- **Do this**
Report each line of the data that has "обеспечения" somewhere in it.

- **Input records**
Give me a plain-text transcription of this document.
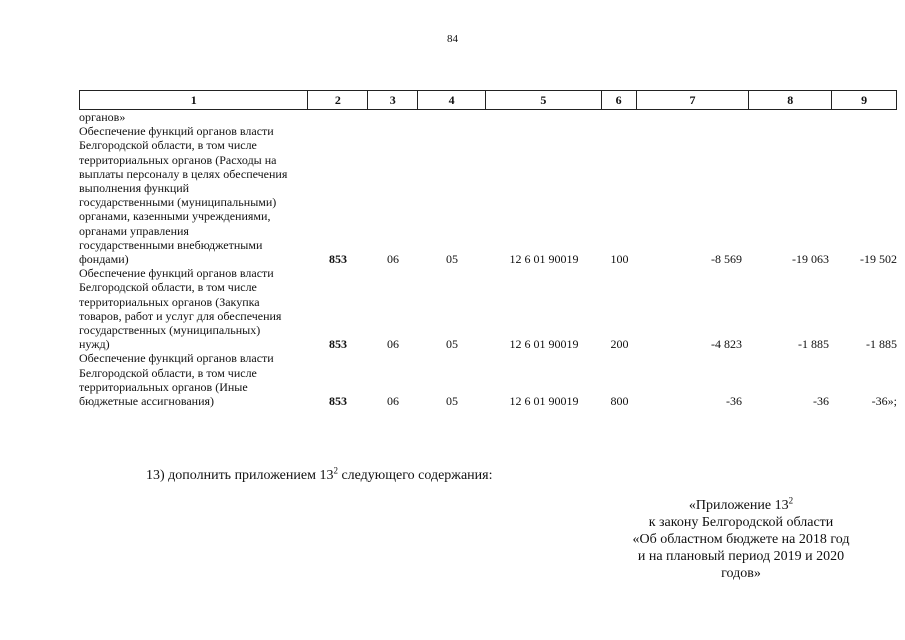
84
1	2	3	4	5	6	7	8	9
органов»
Обеспечение функций органов власти
Белгородской области, в том числе
территориальных органов (Расходы на
выплаты персоналу в целях обеспечения
выполнения функций
государственными (муниципальными)
органами, казенными учреждениями,
органами управления
государственными внебюджетными
фондами)	853	06	05	12 6 01 90019	100	-8 569	-19 063	-19 502
Обеспечение функций органов власти
Белгородской области, в том числе
территориальных органов (Закупка
товаров, работ и услуг для обеспечения
государственных (муниципальных)
нужд)	853	06	05	12 6 01 90019	200	-4 823	-1 885	-1 885
Обеспечение функций органов власти
Белгородской области, в том числе
территориальных органов (Иные
бюджетные ассигнования)	853	06	05	12 6 01 90019	800	-36	-36	-36»;
13) дополнить приложением $13^2$ следующего содержания:
«Приложение $13^2$
к закону Белгородской области
«Об областном бюджете на 2018 год
и на плановый период 2019 и 2020
годов»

- **Output for this exercise**
выплаты персоналу в целях обеспечения
товаров, работ и услуг для обеспечения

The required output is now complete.